TO BE DONE
Gather each line containing the string "name" from these entries.

Dataset records
------------

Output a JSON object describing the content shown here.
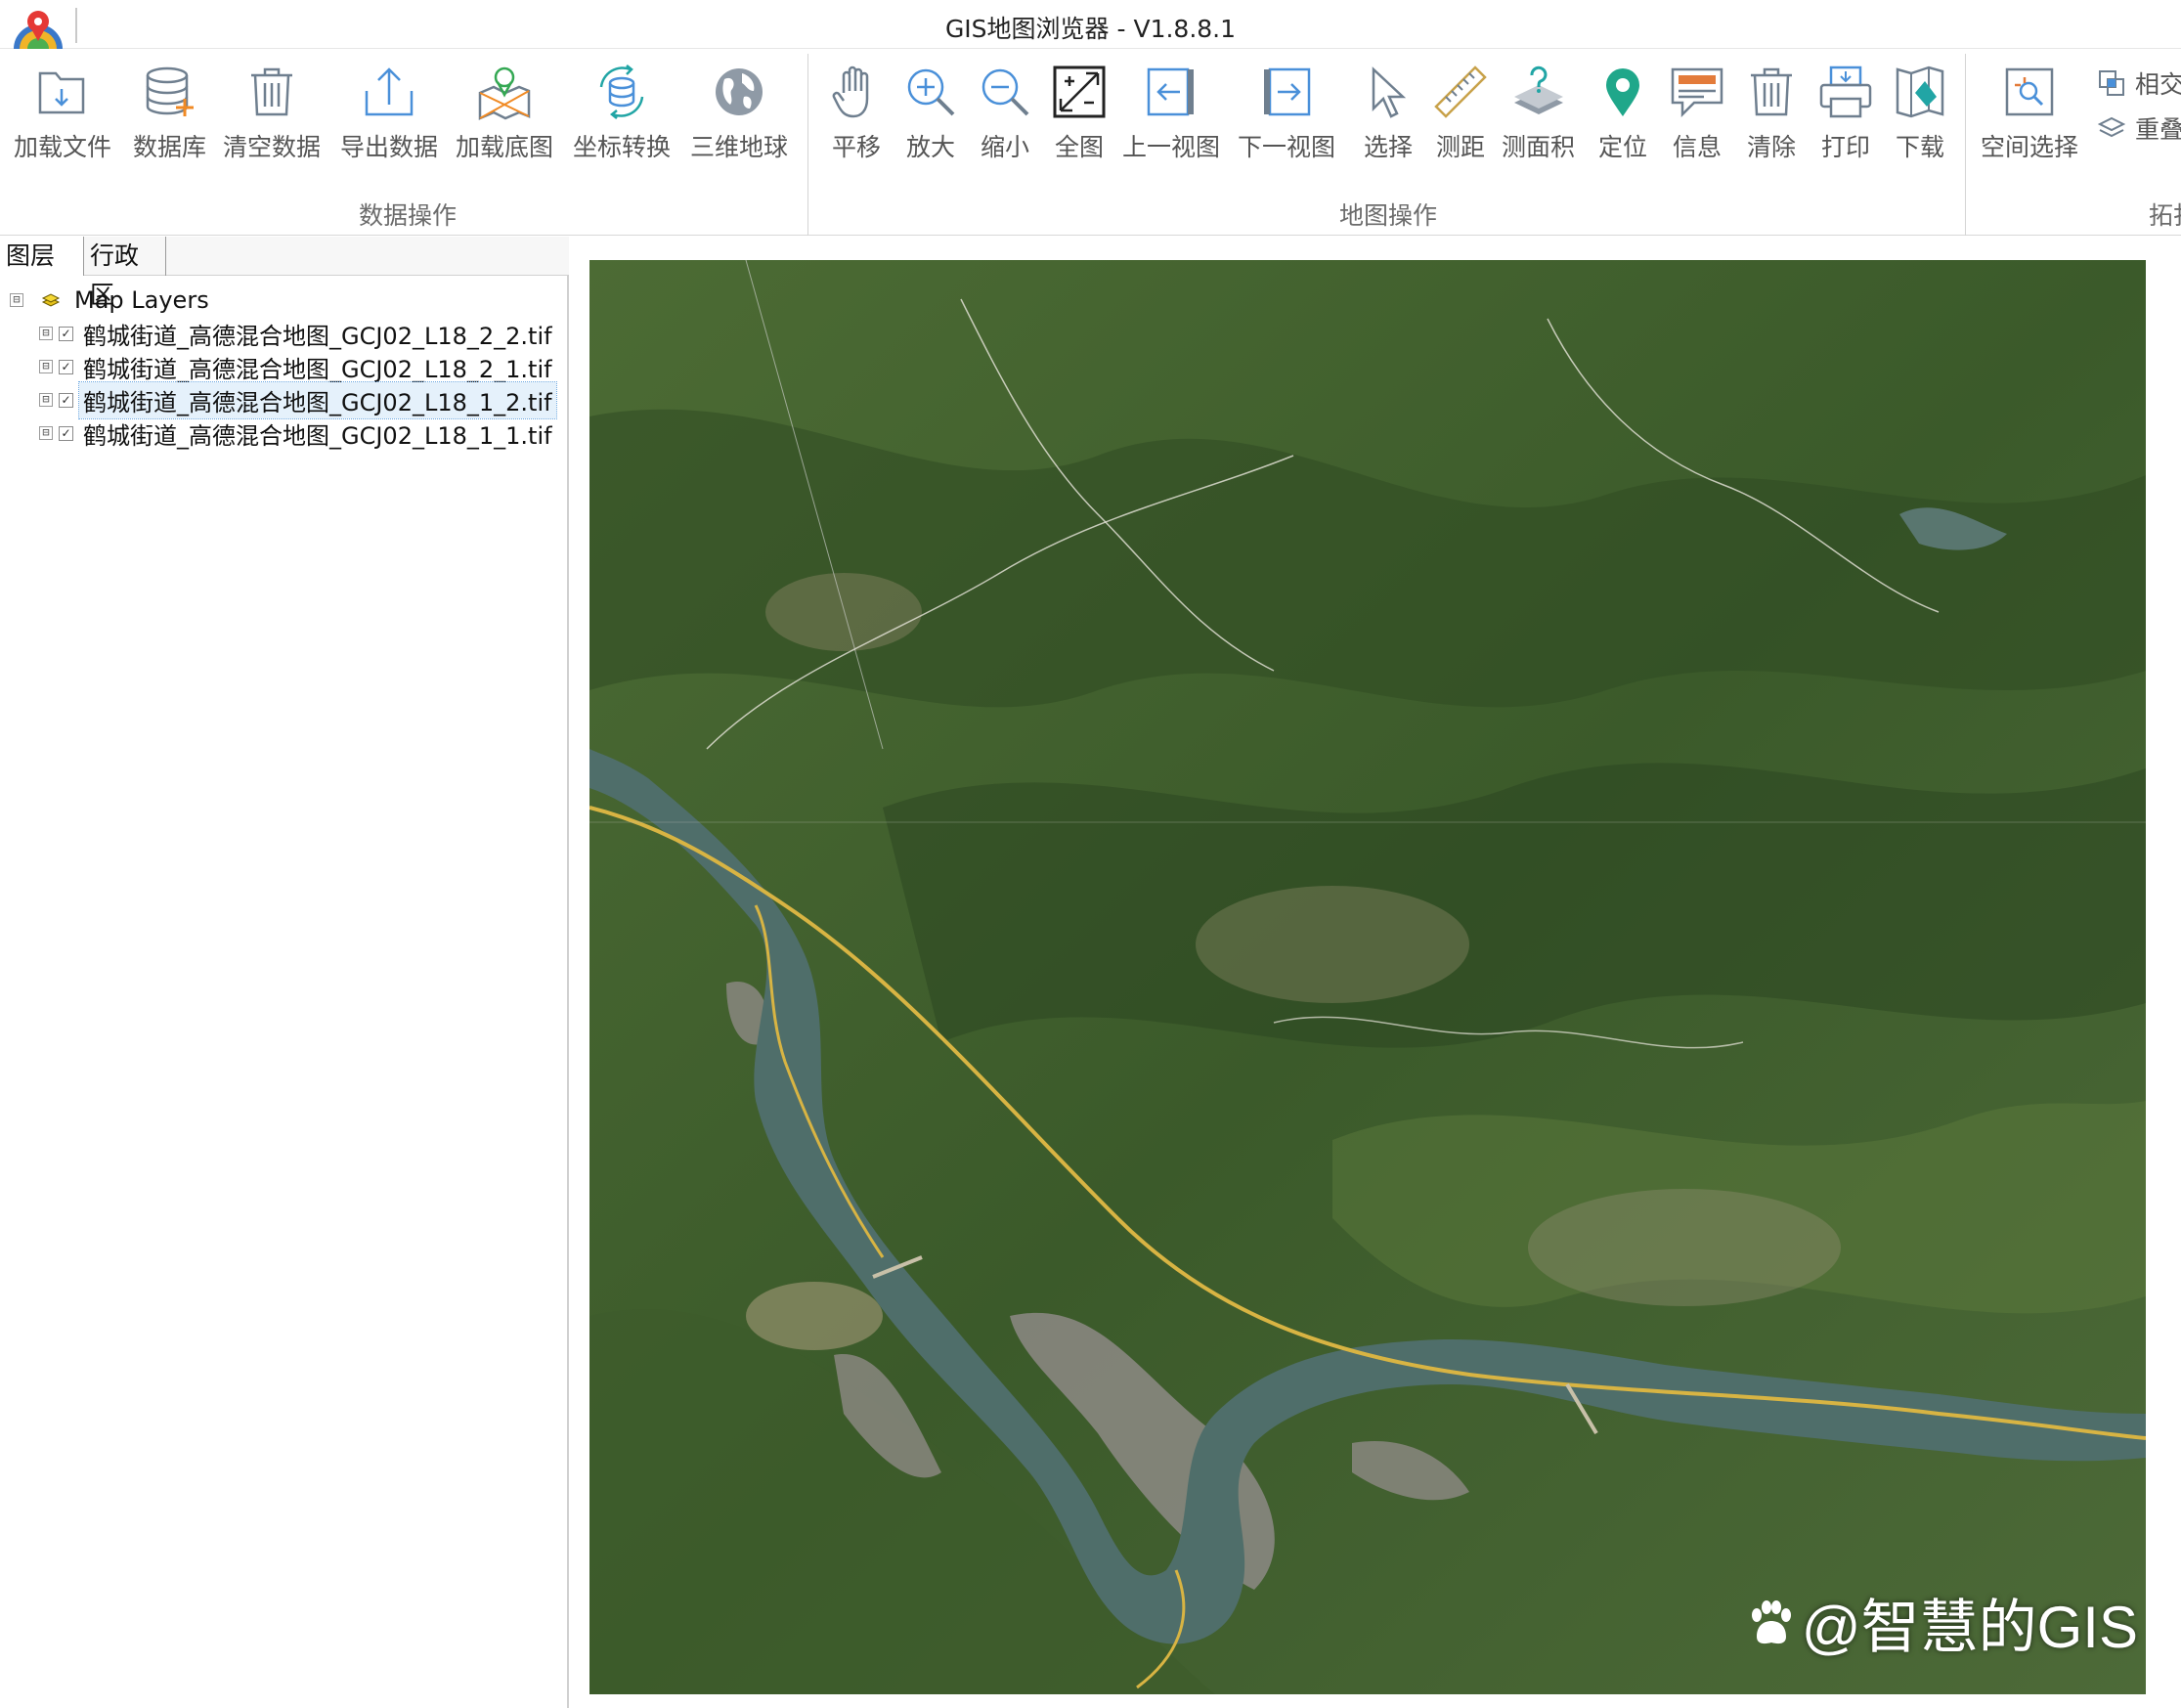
{
  "window": {
    "title": "GIS地图浏览器 - V1.8.8.1"
  },
  "ribbon": {
    "groups": {
      "data_ops": "数据操作",
      "map_ops": "地图操作",
      "topology": "拓扑"
    },
    "data_buttons": {
      "load_file": "加载文件",
      "database": "数据库",
      "clear_data": "清空数据",
      "export_data": "导出数据",
      "load_basemap": "加载底图",
      "coord_transform": "坐标转换",
      "globe_3d": "三维地球"
    },
    "map_buttons": {
      "pan": "平移",
      "zoom_in": "放大",
      "zoom_out": "缩小",
      "full_extent": "全图",
      "prev_view": "上一视图",
      "next_view": "下一视图",
      "select": "选择",
      "measure_distance": "测距",
      "measure_area": "测面积",
      "locate": "定位",
      "info": "信息",
      "clear": "清除",
      "print": "打印",
      "download": "下载"
    },
    "topology_buttons": {
      "spatial_select": "空间选择",
      "intersect": "相交",
      "overlay": "重叠"
    }
  },
  "left_panel": {
    "tabs": [
      "图层",
      "行政区"
    ],
    "tree": {
      "root_label": "Map Layers",
      "layers": [
        {
          "name": "鹤城街道_高德混合地图_GCJ02_L18_2_2.tif",
          "checked": true,
          "check_glyph": "✓",
          "expander": "⊟"
        },
        {
          "name": "鹤城街道_高德混合地图_GCJ02_L18_2_1.tif",
          "checked": true,
          "check_glyph": "✓",
          "expander": "⊟"
        },
        {
          "name": "鹤城街道_高德混合地图_GCJ02_L18_1_2.tif",
          "checked": true,
          "check_glyph": "✓",
          "expander": "⊟",
          "selected": true
        },
        {
          "name": "鹤城街道_高德混合地图_GCJ02_L18_1_1.tif",
          "checked": true,
          "check_glyph": "✓",
          "expander": "⊟"
        }
      ],
      "root_expander": "⊟"
    }
  },
  "map": {
    "watermark": "@智慧的GIS",
    "colors": {
      "forest": "#3c5a2c",
      "river": "#4f6e6a",
      "road": "#d8b443",
      "urban": "#8d8a85"
    }
  },
  "icons": [
    "app-logo-icon",
    "folder-load-icon",
    "database-icon",
    "trash-icon",
    "export-icon",
    "map-pin-layer-icon",
    "coord-transform-icon",
    "globe-icon",
    "hand-pan-icon",
    "zoom-in-icon",
    "zoom-out-icon",
    "full-extent-icon",
    "prev-view-icon",
    "next-view-icon",
    "cursor-select-icon",
    "ruler-icon",
    "area-measure-icon",
    "location-pin-icon",
    "message-icon",
    "clear-trash-icon",
    "printer-icon",
    "download-map-icon",
    "spatial-select-icon",
    "intersect-icon",
    "overlay-icon",
    "layers-icon",
    "paw-icon"
  ]
}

------------

SOLUTION FOR THIS EXERCISE
          "name": "鹤城街道_高德混合地图_GCJ02_L18_2_2.tif",
          "name": "鹤城街道_高德混合地图_GCJ02_L18_2_1.tif",
          "name": "鹤城街道_高德混合地图_GCJ02_L18_1_2.tif",
          "name": "鹤城街道_高德混合地图_GCJ02_L18_1_1.tif",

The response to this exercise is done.